* [設問 a]:
TwinCAT への展開に関する文章を読み、次の問いに答えてください。
(i) ONNX エクスポート手法では何が展開されますか。
(ii) 分類器の出力には何が含まれていますか。
(iii) モーションコントローラーは、まず何を使ってモデル化されましたか。

ここで注目すべき重要な点は、 MATLABのディープラーニング ネットワークを Beckhoff PLC に展開する別の方法があることです。この手法により、チームは MATLAB から ONNX ファイルをエクスポートし、このファイルを TwinCAT 3 に読み込み、推論エンジン (TwinCAT Machine Learning Server) を使用して分類または回帰タスクを実行できます。GPU でモデルを計算するオプションもあります。この MATLAB Coder と TwinCAT Target for MATLAB をベースにした当社のワークフローアプローチの利点の 1 つは、 MATLAB に実装された別の前処理機能と後処理機能を含めることができる点で、代替手段に比べても優れています。ONNX エクスポート手法では、ネットワークのみが展開されます。

TwinCAT オブジェクトをコンパイルすると、他のオブジェクトと同様に TwinCAT エンジニアリングで使用できるようになります。自動化担当のエンジニアは、今では TwinCAT オブジェクトとして実装されているディープラーニング モデルを、構造化テキストを含む他の PLC コードと統合することができます。たとえば、私たちのアプリケーションの例では、コンパイルされたオブジェクトを呼び出して、カメラから取り込んだ画像 (サイズを変更してピクセルの行列に変換済み) を渡すコードを記述しました。次に、コードは分類器の出力を処理しました。これには、予測結果 (六角ナットが正常か不良か) と、結果の信頼性を反映する確率スコアの両方が含まれています (図 4)。

ディープラーニング モデルと TwinCAT Vision のシステム統合を示すスクリーンショット。

図 4. TwinCAT Vision を使用したディープラーニング モデルのシステム統合。

モーションコントロールの設計と展開

品質管理アプリケーション設計の例を完成させるには、カメラの画角内に六角ナットを配置するために使用されるサーボモーターの制御システムが必要でした。この制御システムを TwinCAT エンジニアリングで直接実装することもできましたが、この機会を利用して、分類器の展開で使用したのと同じ Beckhoff PLC をターゲットにしながらモデルベース デザインを使用しました。まず、Simulink で Stateflow を使用してモーション コントローラーをモデル化しました。次に、シミュレーションを実行して設計を検証した後、Simulink Coder を使用してモデルから C/C++ コードを生成し、TwinCAT 3 Target for Simulink でコードを TwinCAT オブジェクトにコンパイルしました。その後、このオブジェクトを TwinCAT エンジニアリングで視覚化し、設計の他の要素と統合することができました (図 5)。

* [抽出データ]:
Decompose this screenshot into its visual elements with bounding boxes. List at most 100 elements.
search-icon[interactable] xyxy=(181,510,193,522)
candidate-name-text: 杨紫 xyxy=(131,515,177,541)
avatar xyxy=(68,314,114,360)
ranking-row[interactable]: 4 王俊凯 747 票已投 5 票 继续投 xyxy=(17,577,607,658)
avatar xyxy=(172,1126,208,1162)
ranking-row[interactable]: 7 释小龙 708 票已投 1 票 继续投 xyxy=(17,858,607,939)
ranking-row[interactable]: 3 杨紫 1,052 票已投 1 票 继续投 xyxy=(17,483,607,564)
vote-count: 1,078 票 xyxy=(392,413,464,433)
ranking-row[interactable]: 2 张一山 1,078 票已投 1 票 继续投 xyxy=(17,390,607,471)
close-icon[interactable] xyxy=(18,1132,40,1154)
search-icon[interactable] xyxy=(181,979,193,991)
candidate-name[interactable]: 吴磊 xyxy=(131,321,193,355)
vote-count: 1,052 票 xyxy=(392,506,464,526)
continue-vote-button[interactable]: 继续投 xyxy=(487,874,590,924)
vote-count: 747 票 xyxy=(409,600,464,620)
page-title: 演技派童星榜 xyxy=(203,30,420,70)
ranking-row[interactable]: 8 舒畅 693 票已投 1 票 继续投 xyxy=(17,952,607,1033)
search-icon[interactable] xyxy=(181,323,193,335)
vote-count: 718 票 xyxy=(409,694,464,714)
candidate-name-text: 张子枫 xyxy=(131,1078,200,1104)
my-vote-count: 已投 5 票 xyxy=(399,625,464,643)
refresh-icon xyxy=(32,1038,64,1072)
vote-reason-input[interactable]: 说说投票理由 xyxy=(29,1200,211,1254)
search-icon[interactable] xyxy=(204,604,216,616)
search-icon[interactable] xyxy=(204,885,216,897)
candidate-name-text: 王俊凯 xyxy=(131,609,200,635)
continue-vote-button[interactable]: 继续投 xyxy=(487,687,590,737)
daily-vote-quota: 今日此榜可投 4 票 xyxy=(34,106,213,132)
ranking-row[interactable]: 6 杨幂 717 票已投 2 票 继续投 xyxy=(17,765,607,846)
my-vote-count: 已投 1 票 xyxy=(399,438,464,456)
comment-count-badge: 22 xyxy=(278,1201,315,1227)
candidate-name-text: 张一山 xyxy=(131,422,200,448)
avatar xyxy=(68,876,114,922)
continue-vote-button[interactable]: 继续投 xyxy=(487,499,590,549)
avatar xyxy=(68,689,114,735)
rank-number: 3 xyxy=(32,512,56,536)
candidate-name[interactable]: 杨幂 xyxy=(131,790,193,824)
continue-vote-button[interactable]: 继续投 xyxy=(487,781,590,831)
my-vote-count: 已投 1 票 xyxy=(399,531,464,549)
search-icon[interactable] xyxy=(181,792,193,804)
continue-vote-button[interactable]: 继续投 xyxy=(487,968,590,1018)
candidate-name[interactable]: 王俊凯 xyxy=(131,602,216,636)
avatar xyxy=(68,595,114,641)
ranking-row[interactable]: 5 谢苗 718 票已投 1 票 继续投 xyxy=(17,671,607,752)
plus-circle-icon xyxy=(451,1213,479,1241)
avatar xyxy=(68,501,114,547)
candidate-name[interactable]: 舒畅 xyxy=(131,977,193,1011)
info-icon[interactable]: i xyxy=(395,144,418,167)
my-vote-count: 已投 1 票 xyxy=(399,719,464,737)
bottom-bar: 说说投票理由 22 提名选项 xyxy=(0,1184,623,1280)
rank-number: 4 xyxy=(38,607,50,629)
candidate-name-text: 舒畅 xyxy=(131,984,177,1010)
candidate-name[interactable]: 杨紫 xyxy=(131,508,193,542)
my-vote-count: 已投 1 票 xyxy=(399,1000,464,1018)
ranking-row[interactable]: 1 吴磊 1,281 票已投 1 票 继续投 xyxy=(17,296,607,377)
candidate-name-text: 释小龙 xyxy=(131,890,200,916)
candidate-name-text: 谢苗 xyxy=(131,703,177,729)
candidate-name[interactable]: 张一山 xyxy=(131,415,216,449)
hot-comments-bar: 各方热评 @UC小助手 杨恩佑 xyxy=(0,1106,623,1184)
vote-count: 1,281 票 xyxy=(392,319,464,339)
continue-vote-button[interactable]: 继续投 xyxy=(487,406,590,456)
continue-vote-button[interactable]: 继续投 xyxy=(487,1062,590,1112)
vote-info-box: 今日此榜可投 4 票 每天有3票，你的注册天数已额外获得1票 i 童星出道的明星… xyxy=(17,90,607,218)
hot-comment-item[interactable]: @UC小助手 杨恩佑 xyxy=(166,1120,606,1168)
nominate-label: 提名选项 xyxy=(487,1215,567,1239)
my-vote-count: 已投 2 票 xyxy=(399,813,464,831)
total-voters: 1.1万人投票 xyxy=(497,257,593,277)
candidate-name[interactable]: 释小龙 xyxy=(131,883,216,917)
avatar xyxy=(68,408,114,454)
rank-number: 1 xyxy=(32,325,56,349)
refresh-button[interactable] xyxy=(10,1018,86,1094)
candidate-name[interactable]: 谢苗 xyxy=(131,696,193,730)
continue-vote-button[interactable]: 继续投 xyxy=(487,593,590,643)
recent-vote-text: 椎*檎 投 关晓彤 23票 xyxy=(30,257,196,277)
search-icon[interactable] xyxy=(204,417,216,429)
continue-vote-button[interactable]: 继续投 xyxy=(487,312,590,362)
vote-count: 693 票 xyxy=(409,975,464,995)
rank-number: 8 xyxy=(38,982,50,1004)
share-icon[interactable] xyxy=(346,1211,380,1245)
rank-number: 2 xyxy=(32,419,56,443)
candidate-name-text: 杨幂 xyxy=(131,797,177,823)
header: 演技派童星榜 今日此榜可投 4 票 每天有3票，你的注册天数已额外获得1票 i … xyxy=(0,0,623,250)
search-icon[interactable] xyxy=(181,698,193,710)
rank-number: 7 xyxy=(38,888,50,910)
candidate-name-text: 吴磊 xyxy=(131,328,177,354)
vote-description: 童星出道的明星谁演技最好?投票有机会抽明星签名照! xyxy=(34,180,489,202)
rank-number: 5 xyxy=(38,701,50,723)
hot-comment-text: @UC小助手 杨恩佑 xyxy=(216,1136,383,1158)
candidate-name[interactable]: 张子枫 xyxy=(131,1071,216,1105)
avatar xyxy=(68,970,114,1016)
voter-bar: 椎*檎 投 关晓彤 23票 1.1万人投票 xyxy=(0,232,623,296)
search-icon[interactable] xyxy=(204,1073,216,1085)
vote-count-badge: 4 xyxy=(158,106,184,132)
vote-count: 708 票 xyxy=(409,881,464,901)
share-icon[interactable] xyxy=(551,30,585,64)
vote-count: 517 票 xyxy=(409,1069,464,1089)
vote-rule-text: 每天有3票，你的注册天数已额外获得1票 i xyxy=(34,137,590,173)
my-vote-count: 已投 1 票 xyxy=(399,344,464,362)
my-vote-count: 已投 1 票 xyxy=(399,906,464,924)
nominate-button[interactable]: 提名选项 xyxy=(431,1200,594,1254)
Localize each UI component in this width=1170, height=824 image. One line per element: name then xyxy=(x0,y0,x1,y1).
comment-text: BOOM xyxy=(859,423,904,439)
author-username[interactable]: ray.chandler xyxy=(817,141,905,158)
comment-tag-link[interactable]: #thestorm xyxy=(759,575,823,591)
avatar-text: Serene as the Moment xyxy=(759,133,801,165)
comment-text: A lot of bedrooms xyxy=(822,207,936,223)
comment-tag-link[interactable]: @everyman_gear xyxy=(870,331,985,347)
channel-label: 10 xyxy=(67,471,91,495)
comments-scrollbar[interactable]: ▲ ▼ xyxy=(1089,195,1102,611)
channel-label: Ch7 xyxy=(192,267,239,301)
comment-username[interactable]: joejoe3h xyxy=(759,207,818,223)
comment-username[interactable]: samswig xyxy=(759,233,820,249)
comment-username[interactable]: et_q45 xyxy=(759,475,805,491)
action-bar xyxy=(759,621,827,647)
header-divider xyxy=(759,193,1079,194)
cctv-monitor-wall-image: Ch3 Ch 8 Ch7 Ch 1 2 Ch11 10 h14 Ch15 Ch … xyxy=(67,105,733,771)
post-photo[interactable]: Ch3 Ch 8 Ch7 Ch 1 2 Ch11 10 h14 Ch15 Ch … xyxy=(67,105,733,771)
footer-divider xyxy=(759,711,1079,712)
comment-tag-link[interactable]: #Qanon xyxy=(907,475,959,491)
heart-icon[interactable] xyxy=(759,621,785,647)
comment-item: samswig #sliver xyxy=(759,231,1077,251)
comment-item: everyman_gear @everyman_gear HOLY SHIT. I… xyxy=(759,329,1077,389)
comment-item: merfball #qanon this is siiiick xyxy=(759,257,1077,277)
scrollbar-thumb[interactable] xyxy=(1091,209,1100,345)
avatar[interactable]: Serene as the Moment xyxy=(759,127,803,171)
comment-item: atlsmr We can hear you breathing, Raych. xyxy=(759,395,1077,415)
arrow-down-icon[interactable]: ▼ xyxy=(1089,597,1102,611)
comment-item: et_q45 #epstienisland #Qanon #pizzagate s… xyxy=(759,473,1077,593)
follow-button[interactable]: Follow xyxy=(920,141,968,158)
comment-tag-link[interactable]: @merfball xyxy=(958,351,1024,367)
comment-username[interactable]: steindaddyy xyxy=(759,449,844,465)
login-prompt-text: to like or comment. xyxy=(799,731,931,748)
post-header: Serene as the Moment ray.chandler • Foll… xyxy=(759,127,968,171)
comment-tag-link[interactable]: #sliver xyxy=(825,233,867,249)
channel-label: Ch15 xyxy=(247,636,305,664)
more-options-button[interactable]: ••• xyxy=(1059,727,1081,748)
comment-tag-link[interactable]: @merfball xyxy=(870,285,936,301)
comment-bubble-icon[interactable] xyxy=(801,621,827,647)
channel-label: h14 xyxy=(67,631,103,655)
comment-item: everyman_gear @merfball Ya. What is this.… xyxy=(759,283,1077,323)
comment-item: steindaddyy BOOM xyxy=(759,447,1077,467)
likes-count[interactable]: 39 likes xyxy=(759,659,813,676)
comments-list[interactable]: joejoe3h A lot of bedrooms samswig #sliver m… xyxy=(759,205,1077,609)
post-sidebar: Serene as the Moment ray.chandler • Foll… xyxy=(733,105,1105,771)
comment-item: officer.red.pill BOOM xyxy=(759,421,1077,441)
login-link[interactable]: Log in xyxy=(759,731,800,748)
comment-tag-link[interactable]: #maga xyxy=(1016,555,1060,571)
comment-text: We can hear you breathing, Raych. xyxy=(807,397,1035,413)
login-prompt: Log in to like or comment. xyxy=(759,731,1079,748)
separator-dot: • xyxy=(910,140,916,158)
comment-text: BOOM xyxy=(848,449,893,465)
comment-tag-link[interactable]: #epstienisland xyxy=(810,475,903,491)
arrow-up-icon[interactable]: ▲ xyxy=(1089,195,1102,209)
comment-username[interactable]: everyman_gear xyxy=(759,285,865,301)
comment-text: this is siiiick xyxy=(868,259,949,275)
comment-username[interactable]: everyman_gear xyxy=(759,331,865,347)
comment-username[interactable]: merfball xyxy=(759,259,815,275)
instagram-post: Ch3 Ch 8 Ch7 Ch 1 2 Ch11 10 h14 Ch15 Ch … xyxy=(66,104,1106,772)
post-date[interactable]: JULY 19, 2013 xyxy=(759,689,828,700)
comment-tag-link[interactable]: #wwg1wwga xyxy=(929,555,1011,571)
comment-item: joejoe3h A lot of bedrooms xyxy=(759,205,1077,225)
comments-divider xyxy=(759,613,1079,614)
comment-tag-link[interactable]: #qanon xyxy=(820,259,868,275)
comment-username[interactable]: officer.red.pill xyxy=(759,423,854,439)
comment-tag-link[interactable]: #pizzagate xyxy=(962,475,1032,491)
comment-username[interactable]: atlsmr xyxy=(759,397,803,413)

* [設問 b]: 記録の先頭行から始めて、「daily-vote-quota: 今日此榜可投 4」を含む行で止め、その範囲の行を一字も変えずに繰り返してください。最初の行と最後の行も含めます。

* [正答 a]:
(i) ネットワークのみが展開されます。
(ii) 予測結果(六角ナットが正常か不良か)と、結果の信頼性を反映する確率スコアの両方が含まれています。
(iii) Simulink で Stateflow を使用してモデル化されました。

* [正答 b]:
Decompose this screenshot into its visual elements with bounding boxes. List at most 100 elements.
search-icon[interactable] xyxy=(181,510,193,522)
candidate-name-text: 杨紫 xyxy=(131,515,177,541)
avatar xyxy=(68,314,114,360)
ranking-row[interactable]: 4 王俊凯 747 票已投 5 票 继续投 xyxy=(17,577,607,658)
avatar xyxy=(172,1126,208,1162)
ranking-row[interactable]: 7 释小龙 708 票已投 1 票 继续投 xyxy=(17,858,607,939)
ranking-row[interactable]: 3 杨紫 1,052 票已投 1 票 继续投 xyxy=(17,483,607,564)
vote-count: 1,078 票 xyxy=(392,413,464,433)
ranking-row[interactable]: 2 张一山 1,078 票已投 1 票 继续投 xyxy=(17,390,607,471)
close-icon[interactable] xyxy=(18,1132,40,1154)
search-icon[interactable] xyxy=(181,979,193,991)
candidate-name[interactable]: 吴磊 xyxy=(131,321,193,355)
vote-count: 1,052 票 xyxy=(392,506,464,526)
continue-vote-button[interactable]: 继续投 xyxy=(487,874,590,924)
vote-count: 747 票 xyxy=(409,600,464,620)
page-title: 演技派童星榜 xyxy=(203,30,420,70)
ranking-row[interactable]: 8 舒畅 693 票已投 1 票 继续投 xyxy=(17,952,607,1033)
search-icon[interactable] xyxy=(181,323,193,335)
vote-count: 718 票 xyxy=(409,694,464,714)
candidate-name-text: 张子枫 xyxy=(131,1078,200,1104)
my-vote-count: 已投 5 票 xyxy=(399,625,464,643)
refresh-icon xyxy=(32,1038,64,1072)
vote-reason-input[interactable]: 说说投票理由 xyxy=(29,1200,211,1254)
search-icon[interactable] xyxy=(204,604,216,616)
search-icon[interactable] xyxy=(204,885,216,897)
candidate-name-text: 王俊凯 xyxy=(131,609,200,635)
continue-vote-button[interactable]: 继续投 xyxy=(487,687,590,737)
daily-vote-quota: 今日此榜可投 4 票 xyxy=(34,106,213,132)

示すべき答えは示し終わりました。